Task goal: Only the number is wanted: count the lines that include the word "debito".

Records for the exercise:

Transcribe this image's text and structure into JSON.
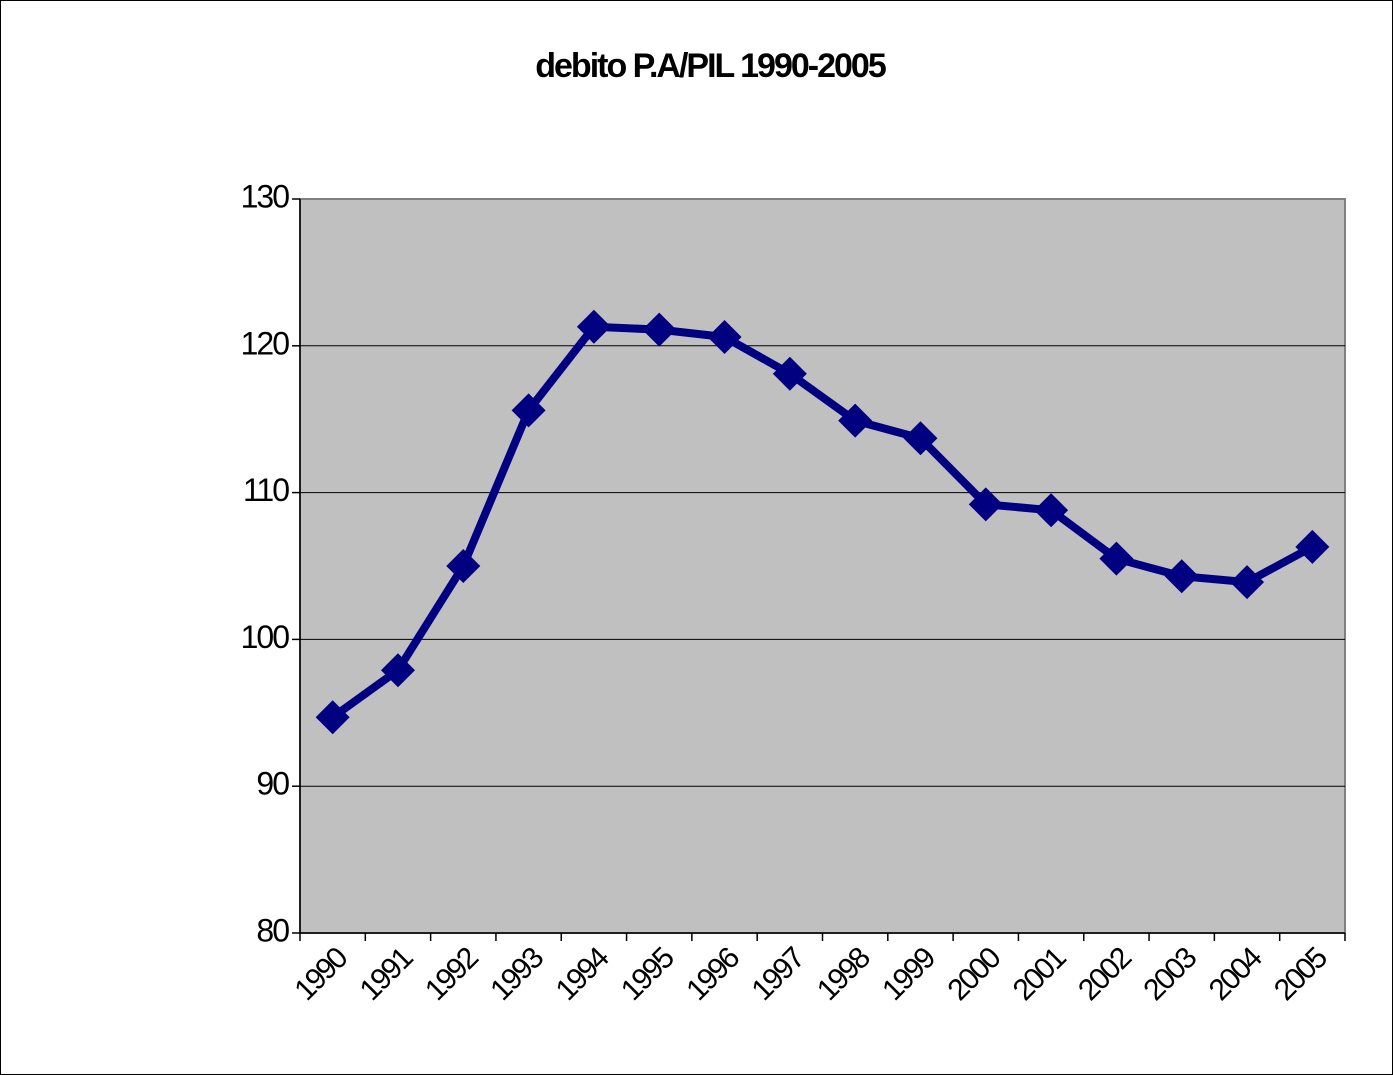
{
  "chart_data": {
    "type": "line",
    "title": "debito P.A/PIL 1990-2005",
    "categories": [
      "1990",
      "1991",
      "1992",
      "1993",
      "1994",
      "1995",
      "1996",
      "1997",
      "1998",
      "1999",
      "2000",
      "2001",
      "2002",
      "2003",
      "2004",
      "2005"
    ],
    "series": [
      {
        "name": "debito P.A/PIL",
        "color": "#000080",
        "values": [
          94.7,
          97.9,
          105.0,
          115.6,
          121.3,
          121.1,
          120.6,
          118.1,
          114.9,
          113.7,
          109.2,
          108.8,
          105.5,
          104.3,
          103.9,
          106.3
        ]
      }
    ],
    "ylim": [
      80,
      130
    ],
    "yticks": [
      80,
      90,
      100,
      110,
      120,
      130
    ],
    "grid": true
  }
}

Solution to the problem: 2